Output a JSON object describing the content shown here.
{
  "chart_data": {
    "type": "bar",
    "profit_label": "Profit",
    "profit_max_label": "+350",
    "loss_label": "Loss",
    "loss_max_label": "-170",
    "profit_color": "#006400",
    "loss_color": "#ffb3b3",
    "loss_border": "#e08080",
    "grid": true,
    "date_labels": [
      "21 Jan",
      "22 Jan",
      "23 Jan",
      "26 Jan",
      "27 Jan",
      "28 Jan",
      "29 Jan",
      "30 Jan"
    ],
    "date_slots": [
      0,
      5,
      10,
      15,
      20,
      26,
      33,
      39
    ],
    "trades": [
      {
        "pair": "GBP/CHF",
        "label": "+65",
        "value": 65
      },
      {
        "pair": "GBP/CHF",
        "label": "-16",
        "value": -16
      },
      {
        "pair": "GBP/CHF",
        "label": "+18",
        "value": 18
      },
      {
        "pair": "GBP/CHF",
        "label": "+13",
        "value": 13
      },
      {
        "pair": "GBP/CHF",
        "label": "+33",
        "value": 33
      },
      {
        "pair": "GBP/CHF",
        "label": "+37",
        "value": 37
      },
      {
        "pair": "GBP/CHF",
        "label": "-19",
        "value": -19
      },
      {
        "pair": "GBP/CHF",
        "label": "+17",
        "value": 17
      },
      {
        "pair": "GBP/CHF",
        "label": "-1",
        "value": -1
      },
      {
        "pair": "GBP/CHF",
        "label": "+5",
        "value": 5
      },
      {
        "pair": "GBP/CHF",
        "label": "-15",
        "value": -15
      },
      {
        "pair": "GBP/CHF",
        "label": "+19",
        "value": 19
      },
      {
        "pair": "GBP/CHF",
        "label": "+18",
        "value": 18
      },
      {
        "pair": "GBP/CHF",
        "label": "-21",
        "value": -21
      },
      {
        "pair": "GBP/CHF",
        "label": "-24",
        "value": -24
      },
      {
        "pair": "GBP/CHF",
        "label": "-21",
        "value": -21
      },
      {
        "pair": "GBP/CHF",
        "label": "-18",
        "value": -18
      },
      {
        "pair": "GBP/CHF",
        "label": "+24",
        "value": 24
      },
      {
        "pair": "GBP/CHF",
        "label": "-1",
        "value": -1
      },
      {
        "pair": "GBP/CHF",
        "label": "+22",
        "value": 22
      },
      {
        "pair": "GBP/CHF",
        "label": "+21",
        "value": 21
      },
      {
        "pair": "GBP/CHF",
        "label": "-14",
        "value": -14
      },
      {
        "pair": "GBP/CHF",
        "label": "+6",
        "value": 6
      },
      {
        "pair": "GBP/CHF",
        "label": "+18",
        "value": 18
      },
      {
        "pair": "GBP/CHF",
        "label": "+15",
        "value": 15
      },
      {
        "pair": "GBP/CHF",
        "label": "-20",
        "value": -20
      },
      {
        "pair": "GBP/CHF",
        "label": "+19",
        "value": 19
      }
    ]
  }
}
==============================
■ **Exercise requirements**
Copy out each record exactly as given, omitting none.

■ **Final result**
Output a JSON object describing the content shown here.
{
  "chart_data": {
    "type": "bar",
    "profit_label": "Profit",
    "profit_max_label": "+350",
    "loss_label": "Loss",
    "loss_max_label": "-170",
    "profit_color": "#006400",
    "loss_color": "#ffb3b3",
    "loss_border": "#e08080",
    "grid": true,
    "date_labels": [
      "21 Jan",
      "22 Jan",
      "23 Jan",
      "26 Jan",
      "27 Jan",
      "28 Jan",
      "29 Jan",
      "30 Jan"
    ],
    "date_slots": [
      0,
      5,
      10,
      15,
      20,
      26,
      33,
      39
    ],
    "trades": [
      {
        "pair": "GBP/CHF",
        "label": "+65",
        "value": 65
      },
      {
        "pair": "GBP/CHF",
        "label": "-16",
        "value": -16
      },
      {
        "pair": "GBP/CHF",
        "label": "+18",
        "value": 18
      },
      {
        "pair": "GBP/CHF",
        "label": "+13",
        "value": 13
      },
      {
        "pair": "GBP/CHF",
        "label": "+33",
        "value": 33
      },
      {
        "pair": "GBP/CHF",
        "label": "+37",
        "value": 37
      },
      {
        "pair": "GBP/CHF",
        "label": "-19",
        "value": -19
      },
      {
        "pair": "GBP/CHF",
        "label": "+17",
        "value": 17
      },
      {
        "pair": "GBP/CHF",
        "label": "-1",
        "value": -1
      },
      {
        "pair": "GBP/CHF",
        "label": "+5",
        "value": 5
      },
      {
        "pair": "GBP/CHF",
        "label": "-15",
        "value": -15
      },
      {
        "pair": "GBP/CHF",
        "label": "+19",
        "value": 19
      },
      {
        "pair": "GBP/CHF",
        "label": "+18",
        "value": 18
      },
      {
        "pair": "GBP/CHF",
        "label": "-21",
        "value": -21
      },
      {
        "pair": "GBP/CHF",
        "label": "-24",
        "value": -24
      },
      {
        "pair": "GBP/CHF",
        "label": "-21",
        "value": -21
      },
      {
        "pair": "GBP/CHF",
        "label": "-18",
        "value": -18
      },
      {
        "pair": "GBP/CHF",
        "label": "+24",
        "value": 24
      },
      {
        "pair": "GBP/CHF",
        "label": "-1",
        "value": -1
      },
      {
        "pair": "GBP/CHF",
        "label": "+22",
        "value": 22
      },
      {
        "pair": "GBP/CHF",
        "label": "+21",
        "value": 21
      },
      {
        "pair": "GBP/CHF",
        "label": "-14",
        "value": -14
      },
      {
        "pair": "GBP/CHF",
        "label": "+6",
        "value": 6
      },
      {
        "pair": "GBP/CHF",
        "label": "+18",
        "value": 18
      },
      {
        "pair": "GBP/CHF",
        "label": "+15",
        "value": 15
      },
      {
        "pair": "GBP/CHF",
        "label": "-20",
        "value": -20
      },
      {
        "pair": "GBP/CHF",
        "label": "+19",
        "value": 19
      }
    ]
  }
}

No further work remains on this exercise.